§ **DIRECTIVE**: Your task is to print the material below exactly as presented.

§ **Entries taken from a collection**:
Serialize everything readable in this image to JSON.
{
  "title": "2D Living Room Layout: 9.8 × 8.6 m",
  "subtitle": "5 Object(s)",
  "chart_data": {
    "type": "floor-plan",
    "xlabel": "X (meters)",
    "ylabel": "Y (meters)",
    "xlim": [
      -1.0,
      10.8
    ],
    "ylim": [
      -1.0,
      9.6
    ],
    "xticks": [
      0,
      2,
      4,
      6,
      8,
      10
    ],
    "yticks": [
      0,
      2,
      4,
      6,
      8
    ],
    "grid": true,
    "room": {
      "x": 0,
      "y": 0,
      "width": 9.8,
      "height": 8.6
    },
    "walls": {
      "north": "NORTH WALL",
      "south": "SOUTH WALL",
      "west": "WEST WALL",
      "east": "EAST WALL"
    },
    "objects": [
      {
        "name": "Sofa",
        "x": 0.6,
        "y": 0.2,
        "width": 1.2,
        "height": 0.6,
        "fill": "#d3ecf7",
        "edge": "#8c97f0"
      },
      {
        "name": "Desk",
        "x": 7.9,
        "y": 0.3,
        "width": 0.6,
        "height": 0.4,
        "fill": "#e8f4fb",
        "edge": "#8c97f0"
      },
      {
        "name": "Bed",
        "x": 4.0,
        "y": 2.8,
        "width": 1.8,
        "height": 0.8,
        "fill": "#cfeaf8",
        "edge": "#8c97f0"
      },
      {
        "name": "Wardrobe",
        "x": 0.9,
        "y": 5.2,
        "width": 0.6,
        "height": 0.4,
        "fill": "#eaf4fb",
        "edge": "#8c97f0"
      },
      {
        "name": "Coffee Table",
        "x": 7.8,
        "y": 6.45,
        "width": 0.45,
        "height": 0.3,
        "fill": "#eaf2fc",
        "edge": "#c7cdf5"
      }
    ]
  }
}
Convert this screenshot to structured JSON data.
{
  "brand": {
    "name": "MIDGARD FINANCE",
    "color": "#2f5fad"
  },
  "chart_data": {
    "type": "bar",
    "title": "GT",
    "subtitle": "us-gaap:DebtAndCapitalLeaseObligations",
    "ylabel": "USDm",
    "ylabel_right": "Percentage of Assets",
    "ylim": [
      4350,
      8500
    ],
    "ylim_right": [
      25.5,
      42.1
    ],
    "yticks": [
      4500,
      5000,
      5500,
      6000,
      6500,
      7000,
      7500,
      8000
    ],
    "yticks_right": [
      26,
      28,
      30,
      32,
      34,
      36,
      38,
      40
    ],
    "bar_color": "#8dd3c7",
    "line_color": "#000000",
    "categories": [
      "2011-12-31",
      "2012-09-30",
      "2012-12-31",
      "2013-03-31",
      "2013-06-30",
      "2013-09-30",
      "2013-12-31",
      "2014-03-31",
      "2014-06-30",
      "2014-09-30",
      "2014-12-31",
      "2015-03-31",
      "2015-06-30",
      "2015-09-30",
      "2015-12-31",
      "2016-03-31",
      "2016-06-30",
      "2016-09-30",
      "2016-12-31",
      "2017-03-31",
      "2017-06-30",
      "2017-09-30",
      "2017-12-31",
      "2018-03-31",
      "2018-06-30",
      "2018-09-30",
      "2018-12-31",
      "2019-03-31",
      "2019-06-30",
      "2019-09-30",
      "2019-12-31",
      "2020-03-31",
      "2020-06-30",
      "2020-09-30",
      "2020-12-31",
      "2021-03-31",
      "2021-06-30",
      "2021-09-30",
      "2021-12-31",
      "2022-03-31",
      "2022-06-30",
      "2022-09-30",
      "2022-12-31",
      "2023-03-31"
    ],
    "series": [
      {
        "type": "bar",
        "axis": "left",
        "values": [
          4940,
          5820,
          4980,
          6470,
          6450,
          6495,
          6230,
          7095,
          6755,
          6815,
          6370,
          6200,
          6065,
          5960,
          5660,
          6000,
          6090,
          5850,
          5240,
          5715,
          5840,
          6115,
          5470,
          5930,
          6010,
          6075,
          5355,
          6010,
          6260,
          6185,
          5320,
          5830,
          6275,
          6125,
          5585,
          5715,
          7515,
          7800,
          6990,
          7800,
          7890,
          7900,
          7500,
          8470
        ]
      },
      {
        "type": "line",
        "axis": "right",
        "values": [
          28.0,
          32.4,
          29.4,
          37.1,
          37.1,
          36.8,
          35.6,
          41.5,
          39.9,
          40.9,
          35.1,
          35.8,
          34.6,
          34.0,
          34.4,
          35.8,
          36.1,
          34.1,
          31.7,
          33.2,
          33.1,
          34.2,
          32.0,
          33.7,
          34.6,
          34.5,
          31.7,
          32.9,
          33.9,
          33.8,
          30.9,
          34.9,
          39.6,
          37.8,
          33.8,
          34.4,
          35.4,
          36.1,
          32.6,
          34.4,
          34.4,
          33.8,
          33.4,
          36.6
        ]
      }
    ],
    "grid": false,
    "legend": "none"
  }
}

§ **WRITTEN ANSWER**:
Serialize everything readable in this image to JSON.
{
  "title": "2D Living Room Layout: 9.8 × 8.6 m",
  "subtitle": "5 Object(s)",
  "chart_data": {
    "type": "floor-plan",
    "xlabel": "X (meters)",
    "ylabel": "Y (meters)",
    "xlim": [
      -1.0,
      10.8
    ],
    "ylim": [
      -1.0,
      9.6
    ],
    "xticks": [
      0,
      2,
      4,
      6,
      8,
      10
    ],
    "yticks": [
      0,
      2,
      4,
      6,
      8
    ],
    "grid": true,
    "room": {
      "x": 0,
      "y": 0,
      "width": 9.8,
      "height": 8.6
    },
    "walls": {
      "north": "NORTH WALL",
      "south": "SOUTH WALL",
      "west": "WEST WALL",
      "east": "EAST WALL"
    },
    "objects": [
      {
        "name": "Sofa",
        "x": 0.6,
        "y": 0.2,
        "width": 1.2,
        "height": 0.6,
        "fill": "#d3ecf7",
        "edge": "#8c97f0"
      },
      {
        "name": "Desk",
        "x": 7.9,
        "y": 0.3,
        "width": 0.6,
        "height": 0.4,
        "fill": "#e8f4fb",
        "edge": "#8c97f0"
      },
      {
        "name": "Bed",
        "x": 4.0,
        "y": 2.8,
        "width": 1.8,
        "height": 0.8,
        "fill": "#cfeaf8",
        "edge": "#8c97f0"
      },
      {
        "name": "Wardrobe",
        "x": 0.9,
        "y": 5.2,
        "width": 0.6,
        "height": 0.4,
        "fill": "#eaf4fb",
        "edge": "#8c97f0"
      },
      {
        "name": "Coffee Table",
        "x": 7.8,
        "y": 6.45,
        "width": 0.45,
        "height": 0.3,
        "fill": "#eaf2fc",
        "edge": "#c7cdf5"
      }
    ]
  }
}
Convert this screenshot to structured JSON data.
{
  "brand": {
    "name": "MIDGARD FINANCE",
    "color": "#2f5fad"
  },
  "chart_data": {
    "type": "bar",
    "title": "GT",
    "subtitle": "us-gaap:DebtAndCapitalLeaseObligations",
    "ylabel": "USDm",
    "ylabel_right": "Percentage of Assets",
    "ylim": [
      4350,
      8500
    ],
    "ylim_right": [
      25.5,
      42.1
    ],
    "yticks": [
      4500,
      5000,
      5500,
      6000,
      6500,
      7000,
      7500,
      8000
    ],
    "yticks_right": [
      26,
      28,
      30,
      32,
      34,
      36,
      38,
      40
    ],
    "bar_color": "#8dd3c7",
    "line_color": "#000000",
    "categories": [
      "2011-12-31",
      "2012-09-30",
      "2012-12-31",
      "2013-03-31",
      "2013-06-30",
      "2013-09-30",
      "2013-12-31",
      "2014-03-31",
      "2014-06-30",
      "2014-09-30",
      "2014-12-31",
      "2015-03-31",
      "2015-06-30",
      "2015-09-30",
      "2015-12-31",
      "2016-03-31",
      "2016-06-30",
      "2016-09-30",
      "2016-12-31",
      "2017-03-31",
      "2017-06-30",
      "2017-09-30",
      "2017-12-31",
      "2018-03-31",
      "2018-06-30",
      "2018-09-30",
      "2018-12-31",
      "2019-03-31",
      "2019-06-30",
      "2019-09-30",
      "2019-12-31",
      "2020-03-31",
      "2020-06-30",
      "2020-09-30",
      "2020-12-31",
      "2021-03-31",
      "2021-06-30",
      "2021-09-30",
      "2021-12-31",
      "2022-03-31",
      "2022-06-30",
      "2022-09-30",
      "2022-12-31",
      "2023-03-31"
    ],
    "series": [
      {
        "type": "bar",
        "axis": "left",
        "values": [
          4940,
          5820,
          4980,
          6470,
          6450,
          6495,
          6230,
          7095,
          6755,
          6815,
          6370,
          6200,
          6065,
          5960,
          5660,
          6000,
          6090,
          5850,
          5240,
          5715,
          5840,
          6115,
          5470,
          5930,
          6010,
          6075,
          5355,
          6010,
          6260,
          6185,
          5320,
          5830,
          6275,
          6125,
          5585,
          5715,
          7515,
          7800,
          6990,
          7800,
          7890,
          7900,
          7500,
          8470
        ]
      },
      {
        "type": "line",
        "axis": "right",
        "values": [
          28.0,
          32.4,
          29.4,
          37.1,
          37.1,
          36.8,
          35.6,
          41.5,
          39.9,
          40.9,
          35.1,
          35.8,
          34.6,
          34.0,
          34.4,
          35.8,
          36.1,
          34.1,
          31.7,
          33.2,
          33.1,
          34.2,
          32.0,
          33.7,
          34.6,
          34.5,
          31.7,
          32.9,
          33.9,
          33.8,
          30.9,
          34.9,
          39.6,
          37.8,
          33.8,
          34.4,
          35.4,
          36.1,
          32.6,
          34.4,
          34.4,
          33.8,
          33.4,
          36.6
        ]
      }
    ],
    "grid": false,
    "legend": "none"
  }
}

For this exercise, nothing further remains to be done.